Data entries
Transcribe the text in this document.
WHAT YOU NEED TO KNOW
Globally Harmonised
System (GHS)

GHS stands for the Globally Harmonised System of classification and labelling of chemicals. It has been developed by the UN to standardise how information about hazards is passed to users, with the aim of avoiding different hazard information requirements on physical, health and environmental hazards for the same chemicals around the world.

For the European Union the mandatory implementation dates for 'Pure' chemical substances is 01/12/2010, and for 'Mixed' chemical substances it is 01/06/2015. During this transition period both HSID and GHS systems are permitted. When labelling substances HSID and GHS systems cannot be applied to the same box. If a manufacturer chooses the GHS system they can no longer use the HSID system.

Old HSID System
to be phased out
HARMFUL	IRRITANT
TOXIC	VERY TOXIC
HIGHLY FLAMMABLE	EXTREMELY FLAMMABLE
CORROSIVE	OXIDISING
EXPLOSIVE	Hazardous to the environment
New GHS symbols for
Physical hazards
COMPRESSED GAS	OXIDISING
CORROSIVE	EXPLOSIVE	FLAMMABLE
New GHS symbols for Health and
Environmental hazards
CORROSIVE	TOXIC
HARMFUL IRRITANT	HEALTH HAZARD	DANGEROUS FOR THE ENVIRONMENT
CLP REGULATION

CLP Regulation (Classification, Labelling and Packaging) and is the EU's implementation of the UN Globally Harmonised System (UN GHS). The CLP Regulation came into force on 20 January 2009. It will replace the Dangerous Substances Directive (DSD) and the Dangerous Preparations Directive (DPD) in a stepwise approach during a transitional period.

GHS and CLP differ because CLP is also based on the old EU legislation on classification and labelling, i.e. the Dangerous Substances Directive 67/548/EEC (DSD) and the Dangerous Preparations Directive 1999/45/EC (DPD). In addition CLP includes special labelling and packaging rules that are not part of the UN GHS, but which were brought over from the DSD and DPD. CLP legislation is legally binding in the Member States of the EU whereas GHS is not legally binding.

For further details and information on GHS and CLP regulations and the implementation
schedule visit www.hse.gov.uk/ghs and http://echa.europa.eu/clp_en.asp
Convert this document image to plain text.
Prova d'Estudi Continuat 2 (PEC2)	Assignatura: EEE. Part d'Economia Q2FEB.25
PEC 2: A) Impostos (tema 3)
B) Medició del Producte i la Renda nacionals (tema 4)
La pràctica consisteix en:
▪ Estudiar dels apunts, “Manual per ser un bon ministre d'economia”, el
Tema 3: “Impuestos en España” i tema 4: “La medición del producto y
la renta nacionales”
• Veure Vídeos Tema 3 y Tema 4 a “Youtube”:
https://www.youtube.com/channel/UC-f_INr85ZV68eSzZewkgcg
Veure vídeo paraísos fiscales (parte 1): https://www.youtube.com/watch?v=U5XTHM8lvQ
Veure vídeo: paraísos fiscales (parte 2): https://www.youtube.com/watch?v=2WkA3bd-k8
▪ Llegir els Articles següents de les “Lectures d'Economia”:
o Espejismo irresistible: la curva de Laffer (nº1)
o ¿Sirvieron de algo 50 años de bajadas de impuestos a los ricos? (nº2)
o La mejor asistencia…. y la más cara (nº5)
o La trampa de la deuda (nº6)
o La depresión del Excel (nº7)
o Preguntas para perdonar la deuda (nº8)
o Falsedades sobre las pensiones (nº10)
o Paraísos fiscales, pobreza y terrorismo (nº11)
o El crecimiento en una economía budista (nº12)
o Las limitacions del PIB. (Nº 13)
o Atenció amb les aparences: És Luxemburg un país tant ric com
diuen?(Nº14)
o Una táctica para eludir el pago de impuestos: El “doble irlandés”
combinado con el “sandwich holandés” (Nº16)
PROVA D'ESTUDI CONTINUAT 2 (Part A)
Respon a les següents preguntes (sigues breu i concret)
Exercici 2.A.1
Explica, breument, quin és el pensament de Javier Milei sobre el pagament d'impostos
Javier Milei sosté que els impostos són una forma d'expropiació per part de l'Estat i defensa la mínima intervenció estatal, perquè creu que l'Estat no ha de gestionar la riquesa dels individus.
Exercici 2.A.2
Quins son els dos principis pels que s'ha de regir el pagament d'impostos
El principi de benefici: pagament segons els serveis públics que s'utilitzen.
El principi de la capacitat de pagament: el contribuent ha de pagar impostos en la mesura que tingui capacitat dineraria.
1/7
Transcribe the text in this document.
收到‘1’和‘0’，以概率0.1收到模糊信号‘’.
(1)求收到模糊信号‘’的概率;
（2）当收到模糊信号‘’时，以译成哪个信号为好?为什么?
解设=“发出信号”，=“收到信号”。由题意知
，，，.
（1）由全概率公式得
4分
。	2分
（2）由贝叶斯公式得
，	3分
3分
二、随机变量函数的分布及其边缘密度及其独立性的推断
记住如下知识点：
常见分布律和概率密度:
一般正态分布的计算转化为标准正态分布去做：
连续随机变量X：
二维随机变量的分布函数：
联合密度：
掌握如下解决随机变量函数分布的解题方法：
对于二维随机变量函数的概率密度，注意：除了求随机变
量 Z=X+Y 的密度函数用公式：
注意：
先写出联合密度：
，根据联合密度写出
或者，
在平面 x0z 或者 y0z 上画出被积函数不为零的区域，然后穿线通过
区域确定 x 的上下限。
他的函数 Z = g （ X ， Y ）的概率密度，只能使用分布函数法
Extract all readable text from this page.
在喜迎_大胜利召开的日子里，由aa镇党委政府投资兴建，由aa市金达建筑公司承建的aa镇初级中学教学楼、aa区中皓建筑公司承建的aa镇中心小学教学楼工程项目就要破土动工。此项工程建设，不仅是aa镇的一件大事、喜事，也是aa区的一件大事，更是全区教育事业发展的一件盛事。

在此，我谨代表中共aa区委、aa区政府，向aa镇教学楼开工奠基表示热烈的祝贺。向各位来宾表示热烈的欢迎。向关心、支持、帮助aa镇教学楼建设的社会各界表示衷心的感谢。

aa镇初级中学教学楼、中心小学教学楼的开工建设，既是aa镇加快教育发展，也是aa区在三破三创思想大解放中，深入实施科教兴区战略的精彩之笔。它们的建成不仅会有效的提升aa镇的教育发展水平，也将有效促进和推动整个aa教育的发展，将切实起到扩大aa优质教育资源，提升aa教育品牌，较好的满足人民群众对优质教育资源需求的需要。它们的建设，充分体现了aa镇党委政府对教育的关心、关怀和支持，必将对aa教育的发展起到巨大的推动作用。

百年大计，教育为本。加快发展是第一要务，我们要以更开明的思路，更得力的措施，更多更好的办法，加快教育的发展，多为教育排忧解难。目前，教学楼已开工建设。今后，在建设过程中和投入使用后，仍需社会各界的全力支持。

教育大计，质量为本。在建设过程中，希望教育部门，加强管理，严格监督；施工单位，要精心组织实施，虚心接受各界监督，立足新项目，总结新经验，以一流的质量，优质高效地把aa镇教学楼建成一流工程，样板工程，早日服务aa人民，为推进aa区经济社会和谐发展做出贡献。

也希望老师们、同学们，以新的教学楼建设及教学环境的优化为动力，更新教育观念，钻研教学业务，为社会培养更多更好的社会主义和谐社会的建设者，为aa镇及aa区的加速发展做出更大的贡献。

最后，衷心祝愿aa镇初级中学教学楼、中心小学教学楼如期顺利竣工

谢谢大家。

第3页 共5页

**JOB**
Copy out the full material exactly as it appears.

**RESPONSE BELOW**
Transcribe the text in this document.
WHAT YOU NEED TO KNOW
Globally Harmonised
System (GHS)

GHS stands for the Globally Harmonised System of classification and labelling of chemicals. It has been developed by the UN to standardise how information about hazards is passed to users, with the aim of avoiding different hazard information requirements on physical, health and environmental hazards for the same chemicals around the world.

For the European Union the mandatory implementation dates for 'Pure' chemical substances is 01/12/2010, and for 'Mixed' chemical substances it is 01/06/2015. During this transition period both HSID and GHS systems are permitted. When labelling substances HSID and GHS systems cannot be applied to the same box. If a manufacturer chooses the GHS system they can no longer use the HSID system.

Old HSID System
to be phased out
HARMFUL	IRRITANT
TOXIC	VERY TOXIC
HIGHLY FLAMMABLE	EXTREMELY FLAMMABLE
CORROSIVE	OXIDISING
EXPLOSIVE	Hazardous to the environment
New GHS symbols for
Physical hazards
COMPRESSED GAS	OXIDISING
CORROSIVE	EXPLOSIVE	FLAMMABLE
New GHS symbols for Health and
Environmental hazards
CORROSIVE	TOXIC
HARMFUL IRRITANT	HEALTH HAZARD	DANGEROUS FOR THE ENVIRONMENT
CLP REGULATION

CLP Regulation (Classification, Labelling and Packaging) and is the EU's implementation of the UN Globally Harmonised System (UN GHS). The CLP Regulation came into force on 20 January 2009. It will replace the Dangerous Substances Directive (DSD) and the Dangerous Preparations Directive (DPD) in a stepwise approach during a transitional period.

GHS and CLP differ because CLP is also based on the old EU legislation on classification and labelling, i.e. the Dangerous Substances Directive 67/548/EEC (DSD) and the Dangerous Preparations Directive 1999/45/EC (DPD). In addition CLP includes special labelling and packaging rules that are not part of the UN GHS, but which were brought over from the DSD and DPD. CLP legislation is legally binding in the Member States of the EU whereas GHS is not legally binding.

For further details and information on GHS and CLP regulations and the implementation
schedule visit www.hse.gov.uk/ghs and http://echa.europa.eu/clp_en.asp
Convert this document image to plain text.
Prova d'Estudi Continuat 2 (PEC2)	Assignatura: EEE. Part d'Economia Q2FEB.25
PEC 2: A) Impostos (tema 3)
B) Medició del Producte i la Renda nacionals (tema 4)
La pràctica consisteix en:
▪ Estudiar dels apunts, “Manual per ser un bon ministre d'economia”, el
Tema 3: “Impuestos en España” i tema 4: “La medición del producto y
la renta nacionales”
• Veure Vídeos Tema 3 y Tema 4 a “Youtube”:
https://www.youtube.com/channel/UC-f_INr85ZV68eSzZewkgcg
Veure vídeo paraísos fiscales (parte 1): https://www.youtube.com/watch?v=U5XTHM8lvQ
Veure vídeo: paraísos fiscales (parte 2): https://www.youtube.com/watch?v=2WkA3bd-k8
▪ Llegir els Articles següents de les “Lectures d'Economia”:
o Espejismo irresistible: la curva de Laffer (nº1)
o ¿Sirvieron de algo 50 años de bajadas de impuestos a los ricos? (nº2)
o La mejor asistencia…. y la más cara (nº5)
o La trampa de la deuda (nº6)
o La depresión del Excel (nº7)
o Preguntas para perdonar la deuda (nº8)
o Falsedades sobre las pensiones (nº10)
o Paraísos fiscales, pobreza y terrorismo (nº11)
o El crecimiento en una economía budista (nº12)
o Las limitacions del PIB. (Nº 13)
o Atenció amb les aparences: És Luxemburg un país tant ric com
diuen?(Nº14)
o Una táctica para eludir el pago de impuestos: El “doble irlandés”
combinado con el “sandwich holandés” (Nº16)
PROVA D'ESTUDI CONTINUAT 2 (Part A)
Respon a les següents preguntes (sigues breu i concret)
Exercici 2.A.1
Explica, breument, quin és el pensament de Javier Milei sobre el pagament d'impostos
Javier Milei sosté que els impostos són una forma d'expropiació per part de l'Estat i defensa la mínima intervenció estatal, perquè creu que l'Estat no ha de gestionar la riquesa dels individus.
Exercici 2.A.2
Quins son els dos principis pels que s'ha de regir el pagament d'impostos
El principi de benefici: pagament segons els serveis públics que s'utilitzen.
El principi de la capacitat de pagament: el contribuent ha de pagar impostos en la mesura que tingui capacitat dineraria.
1/7
Transcribe the text in this document.
收到‘1’和‘0’，以概率0.1收到模糊信号‘’.
(1)求收到模糊信号‘’的概率;
（2）当收到模糊信号‘’时，以译成哪个信号为好?为什么?
解设=“发出信号”，=“收到信号”。由题意知
，，，.
（1）由全概率公式得
4分
。	2分
（2）由贝叶斯公式得
，	3分
3分
二、随机变量函数的分布及其边缘密度及其独立性的推断
记住如下知识点：
常见分布律和概率密度:
一般正态分布的计算转化为标准正态分布去做：
连续随机变量X：
二维随机变量的分布函数：
联合密度：
掌握如下解决随机变量函数分布的解题方法：
对于二维随机变量函数的概率密度，注意：除了求随机变
量 Z=X+Y 的密度函数用公式：
注意：
先写出联合密度：
，根据联合密度写出
或者，
在平面 x0z 或者 y0z 上画出被积函数不为零的区域，然后穿线通过
区域确定 x 的上下限。
他的函数 Z = g （ X ， Y ）的概率密度，只能使用分布函数法
Extract all readable text from this page.
在喜迎_大胜利召开的日子里，由aa镇党委政府投资兴建，由aa市金达建筑公司承建的aa镇初级中学教学楼、aa区中皓建筑公司承建的aa镇中心小学教学楼工程项目就要破土动工。此项工程建设，不仅是aa镇的一件大事、喜事，也是aa区的一件大事，更是全区教育事业发展的一件盛事。

在此，我谨代表中共aa区委、aa区政府，向aa镇教学楼开工奠基表示热烈的祝贺。向各位来宾表示热烈的欢迎。向关心、支持、帮助aa镇教学楼建设的社会各界表示衷心的感谢。

aa镇初级中学教学楼、中心小学教学楼的开工建设，既是aa镇加快教育发展，也是aa区在三破三创思想大解放中，深入实施科教兴区战略的精彩之笔。它们的建成不仅会有效的提升aa镇的教育发展水平，也将有效促进和推动整个aa教育的发展，将切实起到扩大aa优质教育资源，提升aa教育品牌，较好的满足人民群众对优质教育资源需求的需要。它们的建设，充分体现了aa镇党委政府对教育的关心、关怀和支持，必将对aa教育的发展起到巨大的推动作用。

百年大计，教育为本。加快发展是第一要务，我们要以更开明的思路，更得力的措施，更多更好的办法，加快教育的发展，多为教育排忧解难。目前，教学楼已开工建设。今后，在建设过程中和投入使用后，仍需社会各界的全力支持。

教育大计，质量为本。在建设过程中，希望教育部门，加强管理，严格监督；施工单位，要精心组织实施，虚心接受各界监督，立足新项目，总结新经验，以一流的质量，优质高效地把aa镇教学楼建成一流工程，样板工程，早日服务aa人民，为推进aa区经济社会和谐发展做出贡献。

也希望老师们、同学们，以新的教学楼建设及教学环境的优化为动力，更新教育观念，钻研教学业务，为社会培养更多更好的社会主义和谐社会的建设者，为aa镇及aa区的加速发展做出更大的贡献。

最后，衷心祝愿aa镇初级中学教学楼、中心小学教学楼如期顺利竣工

谢谢大家。

第3页 共5页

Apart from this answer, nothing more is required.